**Records for the task:**
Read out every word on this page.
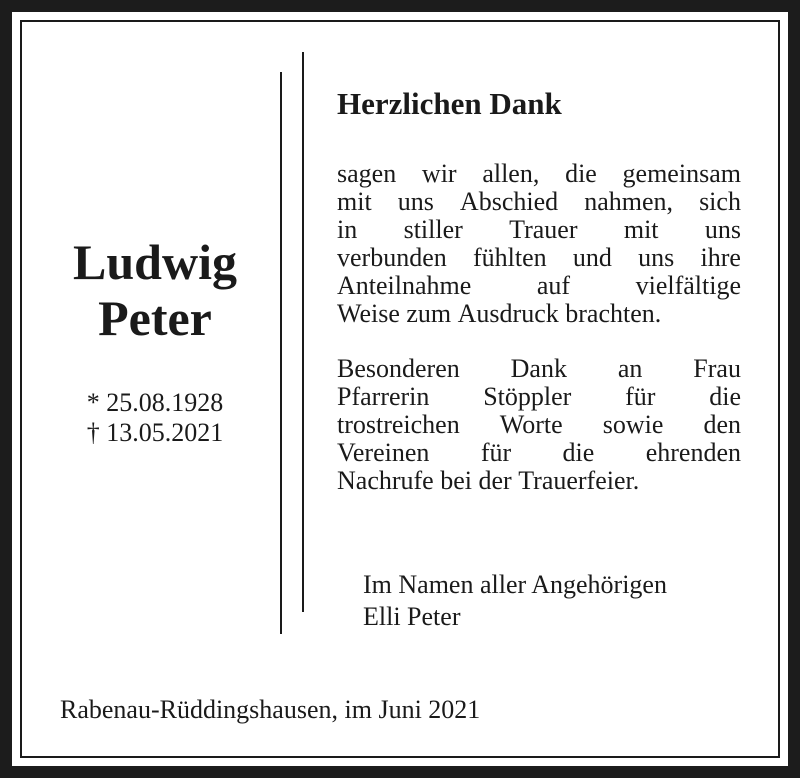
Ludwig
Peter
* 25.08.1928
† 13.05.2021
Herzlichen Dank
sagen wir allen, die gemeinsam
mit uns Abschied nahmen, sich
in stiller Trauer mit uns
verbunden fühlten und uns ihre
Anteilnahme	auf	vielfältige
Weise zum Ausdruck brachten.
Besonderen Dank an Frau
Pfarrerin Stöppler für die
trostreichen Worte sowie den
Vereinen für die ehrenden
Nachrufe bei der Trauerfeier.
Im Namen aller Angehörigen
Elli Peter
Rabenau-Rüddingshausen, im Juni 2021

**Exercise instructions:** Return every line in the listing that contains the word "Dank".

**Written response:**
Herzlichen Dank
Besonderen Dank an Frau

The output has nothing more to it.